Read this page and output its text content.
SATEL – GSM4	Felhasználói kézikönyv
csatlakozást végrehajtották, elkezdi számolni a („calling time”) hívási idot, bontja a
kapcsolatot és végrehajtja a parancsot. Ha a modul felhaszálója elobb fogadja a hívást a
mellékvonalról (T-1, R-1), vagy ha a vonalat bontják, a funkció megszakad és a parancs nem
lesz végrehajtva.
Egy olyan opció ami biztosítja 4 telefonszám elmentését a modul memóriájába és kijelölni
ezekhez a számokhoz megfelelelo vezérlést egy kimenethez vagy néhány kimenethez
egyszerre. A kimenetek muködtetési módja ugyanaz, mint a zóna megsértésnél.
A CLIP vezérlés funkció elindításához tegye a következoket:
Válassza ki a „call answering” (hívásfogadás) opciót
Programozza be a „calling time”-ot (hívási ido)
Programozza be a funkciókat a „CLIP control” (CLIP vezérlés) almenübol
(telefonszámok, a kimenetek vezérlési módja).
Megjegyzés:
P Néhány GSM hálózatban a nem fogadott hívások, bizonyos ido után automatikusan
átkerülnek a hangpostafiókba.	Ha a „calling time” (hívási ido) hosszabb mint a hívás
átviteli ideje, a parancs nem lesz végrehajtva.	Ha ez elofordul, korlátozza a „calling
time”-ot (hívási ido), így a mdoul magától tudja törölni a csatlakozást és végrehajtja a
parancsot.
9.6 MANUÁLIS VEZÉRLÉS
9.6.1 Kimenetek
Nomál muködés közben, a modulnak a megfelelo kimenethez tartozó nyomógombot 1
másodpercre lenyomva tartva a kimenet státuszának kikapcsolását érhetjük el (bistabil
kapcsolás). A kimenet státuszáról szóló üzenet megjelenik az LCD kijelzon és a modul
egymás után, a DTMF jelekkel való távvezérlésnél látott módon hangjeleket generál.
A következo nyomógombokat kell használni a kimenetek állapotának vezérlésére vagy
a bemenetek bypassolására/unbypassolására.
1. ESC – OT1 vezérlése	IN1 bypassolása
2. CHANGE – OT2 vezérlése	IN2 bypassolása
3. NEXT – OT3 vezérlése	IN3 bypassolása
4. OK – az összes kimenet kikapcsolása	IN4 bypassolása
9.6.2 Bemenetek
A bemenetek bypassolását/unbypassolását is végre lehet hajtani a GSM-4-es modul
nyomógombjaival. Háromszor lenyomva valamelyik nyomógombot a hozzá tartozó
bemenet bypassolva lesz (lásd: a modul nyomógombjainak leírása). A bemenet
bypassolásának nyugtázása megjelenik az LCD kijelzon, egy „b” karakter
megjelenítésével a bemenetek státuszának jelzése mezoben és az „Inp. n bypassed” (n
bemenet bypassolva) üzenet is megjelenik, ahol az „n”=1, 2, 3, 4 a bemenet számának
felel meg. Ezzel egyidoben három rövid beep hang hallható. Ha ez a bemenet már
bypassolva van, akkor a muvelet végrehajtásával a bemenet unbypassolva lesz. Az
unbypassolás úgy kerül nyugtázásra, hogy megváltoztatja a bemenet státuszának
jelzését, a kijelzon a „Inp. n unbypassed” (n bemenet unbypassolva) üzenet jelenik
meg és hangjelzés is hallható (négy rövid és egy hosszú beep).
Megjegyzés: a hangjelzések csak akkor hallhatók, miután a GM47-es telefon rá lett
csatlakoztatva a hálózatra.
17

..............................

Determine how many lines include the string "lesz". Give no answer but the number.

■ **Expected output**: 4